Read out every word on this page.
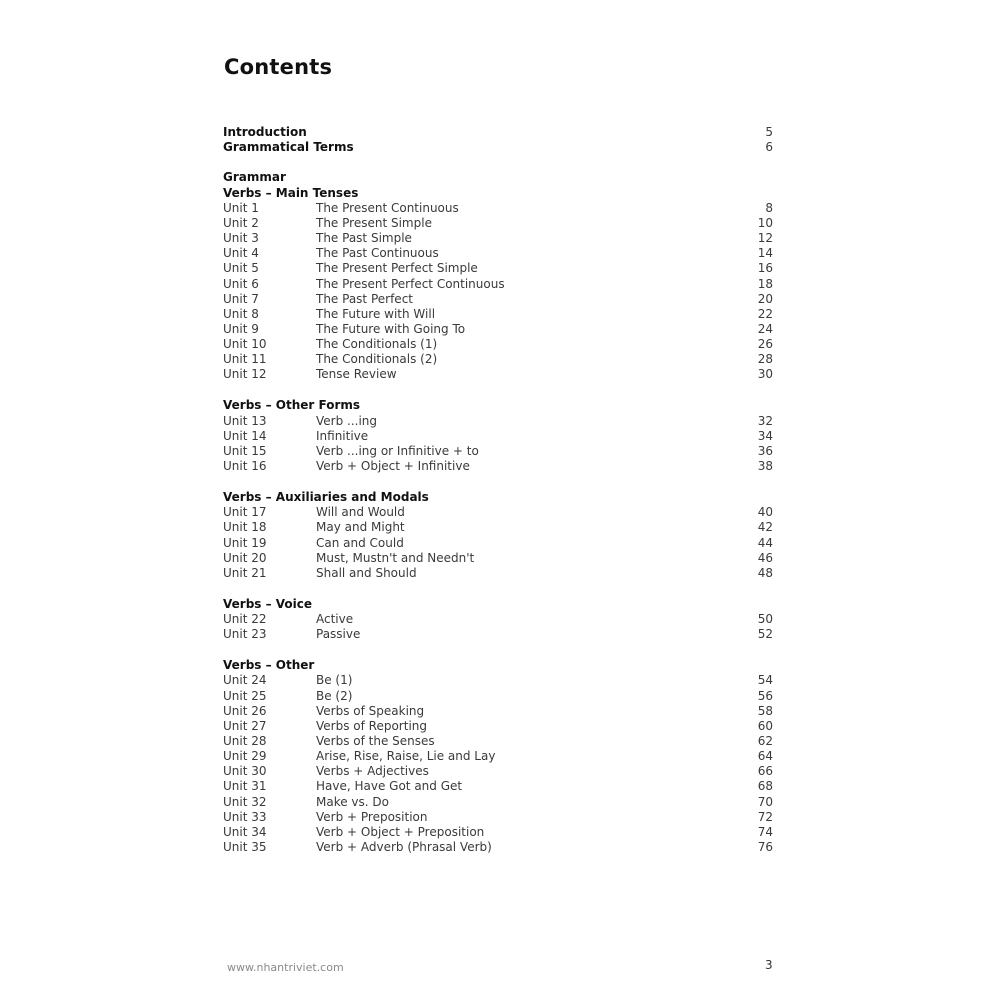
Contents
Introduction	5
Grammatical Terms	6
Grammar
Verbs – Main Tenses
Unit 1	The Present Continuous	8
Unit 2	The Present Simple	10
Unit 3	The Past Simple	12
Unit 4	The Past Continuous	14
Unit 5	The Present Perfect Simple	16
Unit 6	The Present Perfect Continuous	18
Unit 7	The Past Perfect	20
Unit 8	The Future with Will	22
Unit 9	The Future with Going To	24
Unit 10	The Conditionals (1)	26
Unit 11	The Conditionals (2)	28
Unit 12	Tense Review	30
Verbs – Other Forms
Unit 13	Verb ...ing	32
Unit 14	Infinitive	34
Unit 15	Verb ...ing or Infinitive + to	36
Unit 16	Verb + Object + Infinitive	38
Verbs – Auxiliaries and Modals
Unit 17	Will and Would	40
Unit 18	May and Might	42
Unit 19	Can and Could	44
Unit 20	Must, Mustn't and Needn't	46
Unit 21	Shall and Should	48
Verbs – Voice
Unit 22	Active	50
Unit 23	Passive	52
Verbs – Other
Unit 24	Be (1)	54
Unit 25	Be (2)	56
Unit 26	Verbs of Speaking	58
Unit 27	Verbs of Reporting	60
Unit 28	Verbs of the Senses	62
Unit 29	Arise, Rise, Raise, Lie and Lay	64
Unit 30	Verbs + Adjectives	66
Unit 31	Have, Have Got and Get	68
Unit 32	Make vs. Do	70
Unit 33	Verb + Preposition	72
Unit 34	Verb + Object + Preposition	74
Unit 35	Verb + Adverb (Phrasal Verb)	76
www.nhantriviet.com	3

:::

WHAT TO DO: Restate each line of the records exactly; pictures do not belong in the copy.

COMPLETED EXERCISE:
Read out every word on this page.
Contents
Introduction	5
Grammatical Terms	6
Grammar
Verbs – Main Tenses
Unit 1	The Present Continuous	8
Unit 2	The Present Simple	10
Unit 3	The Past Simple	12
Unit 4	The Past Continuous	14
Unit 5	The Present Perfect Simple	16
Unit 6	The Present Perfect Continuous	18
Unit 7	The Past Perfect	20
Unit 8	The Future with Will	22
Unit 9	The Future with Going To	24
Unit 10	The Conditionals (1)	26
Unit 11	The Conditionals (2)	28
Unit 12	Tense Review	30
Verbs – Other Forms
Unit 13	Verb ...ing	32
Unit 14	Infinitive	34
Unit 15	Verb ...ing or Infinitive + to	36
Unit 16	Verb + Object + Infinitive	38
Verbs – Auxiliaries and Modals
Unit 17	Will and Would	40
Unit 18	May and Might	42
Unit 19	Can and Could	44
Unit 20	Must, Mustn't and Needn't	46
Unit 21	Shall and Should	48
Verbs – Voice
Unit 22	Active	50
Unit 23	Passive	52
Verbs – Other
Unit 24	Be (1)	54
Unit 25	Be (2)	56
Unit 26	Verbs of Speaking	58
Unit 27	Verbs of Reporting	60
Unit 28	Verbs of the Senses	62
Unit 29	Arise, Rise, Raise, Lie and Lay	64
Unit 30	Verbs + Adjectives	66
Unit 31	Have, Have Got and Get	68
Unit 32	Make vs. Do	70
Unit 33	Verb + Preposition	72
Unit 34	Verb + Object + Preposition	74
Unit 35	Verb + Adverb (Phrasal Verb)	76
www.nhantriviet.com	3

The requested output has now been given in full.